Direction
Pick every line from the data that holds the word "TBONDRET".

--------------------------------------------------

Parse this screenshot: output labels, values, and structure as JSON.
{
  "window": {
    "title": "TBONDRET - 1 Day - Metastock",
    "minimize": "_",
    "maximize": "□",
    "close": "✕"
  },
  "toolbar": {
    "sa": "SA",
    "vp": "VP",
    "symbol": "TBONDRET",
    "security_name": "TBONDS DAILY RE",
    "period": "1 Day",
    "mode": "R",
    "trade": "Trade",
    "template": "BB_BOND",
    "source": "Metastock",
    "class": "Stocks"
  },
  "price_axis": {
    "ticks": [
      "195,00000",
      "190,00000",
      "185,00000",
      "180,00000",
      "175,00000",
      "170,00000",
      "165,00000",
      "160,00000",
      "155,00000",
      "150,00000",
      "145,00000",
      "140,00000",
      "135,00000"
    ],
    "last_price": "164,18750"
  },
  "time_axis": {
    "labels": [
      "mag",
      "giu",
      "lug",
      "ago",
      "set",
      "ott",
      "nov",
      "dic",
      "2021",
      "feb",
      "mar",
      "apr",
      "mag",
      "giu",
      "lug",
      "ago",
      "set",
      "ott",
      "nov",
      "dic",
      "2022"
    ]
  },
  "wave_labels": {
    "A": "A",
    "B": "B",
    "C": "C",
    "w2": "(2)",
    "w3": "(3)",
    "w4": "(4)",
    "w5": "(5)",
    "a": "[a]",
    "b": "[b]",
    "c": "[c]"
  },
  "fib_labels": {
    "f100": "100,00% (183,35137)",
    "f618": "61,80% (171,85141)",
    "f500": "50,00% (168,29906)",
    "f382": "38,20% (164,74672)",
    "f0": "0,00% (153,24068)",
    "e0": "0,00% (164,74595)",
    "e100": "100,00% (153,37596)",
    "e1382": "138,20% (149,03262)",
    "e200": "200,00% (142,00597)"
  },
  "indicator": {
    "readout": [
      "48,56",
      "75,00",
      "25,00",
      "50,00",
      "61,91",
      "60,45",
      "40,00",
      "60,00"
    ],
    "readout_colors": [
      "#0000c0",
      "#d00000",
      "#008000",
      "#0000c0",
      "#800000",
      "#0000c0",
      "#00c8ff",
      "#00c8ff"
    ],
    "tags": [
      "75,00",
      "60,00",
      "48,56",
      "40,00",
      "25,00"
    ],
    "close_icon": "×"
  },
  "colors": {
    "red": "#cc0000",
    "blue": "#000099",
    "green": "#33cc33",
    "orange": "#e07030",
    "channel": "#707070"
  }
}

--------------------------------------------------

Solution
    "title": "TBONDRET - 1 Day - Metastock",
    "symbol": "TBONDRET",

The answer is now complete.